■ **SHORT PROBLEM**
An exact copy of the records is required, minus the pictures they hold.
— begin MATERIAL FOR THIS TASK —
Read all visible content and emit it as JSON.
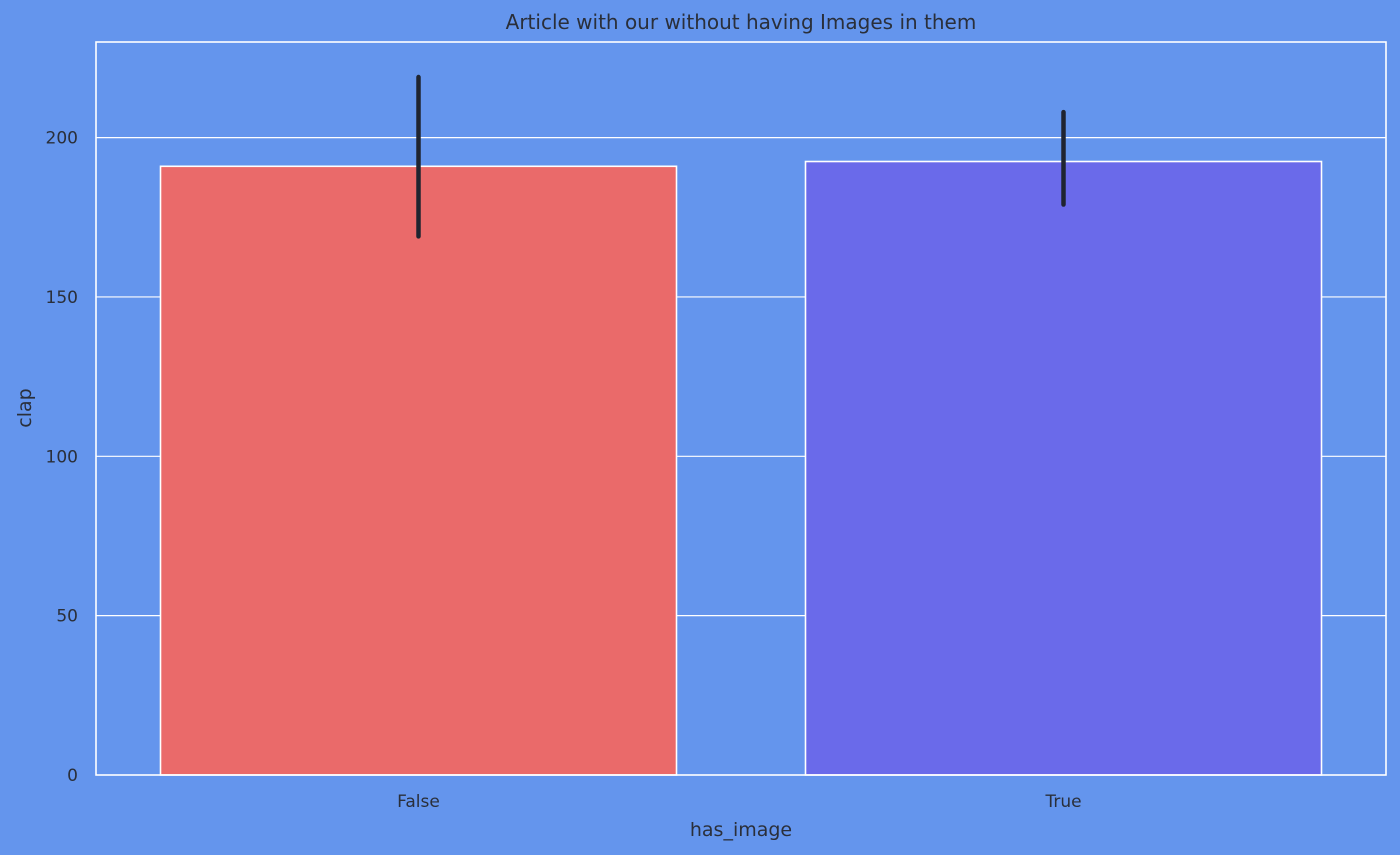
{
  "chart_data": {
    "type": "bar",
    "title": "Article with our without having Images in them",
    "xlabel": "has_image",
    "ylabel": "clap",
    "categories": [
      "False",
      "True"
    ],
    "values": [
      191,
      192.5
    ],
    "error_bars": [
      {
        "low": 169,
        "high": 219
      },
      {
        "low": 179,
        "high": 208
      }
    ],
    "ylim": [
      0,
      230
    ],
    "yticks": [
      0,
      50,
      100,
      150,
      200
    ],
    "grid": true,
    "background_color": "#6495ED",
    "bar_colors": [
      "#EA6A6A",
      "#6A6AEA"
    ],
    "error_bar_color": "#1f2430",
    "grid_color": "#ffffff"
  }
}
— end MATERIAL FOR THIS TASK —
■ **FINAL RESULT**
Read all visible content and emit it as JSON.
{
  "chart_data": {
    "type": "bar",
    "title": "Article with our without having Images in them",
    "xlabel": "has_image",
    "ylabel": "clap",
    "categories": [
      "False",
      "True"
    ],
    "values": [
      191,
      192.5
    ],
    "error_bars": [
      {
        "low": 169,
        "high": 219
      },
      {
        "low": 179,
        "high": 208
      }
    ],
    "ylim": [
      0,
      230
    ],
    "yticks": [
      0,
      50,
      100,
      150,
      200
    ],
    "grid": true,
    "background_color": "#6495ED",
    "bar_colors": [
      "#EA6A6A",
      "#6A6AEA"
    ],
    "error_bar_color": "#1f2430",
    "grid_color": "#ffffff"
  }
}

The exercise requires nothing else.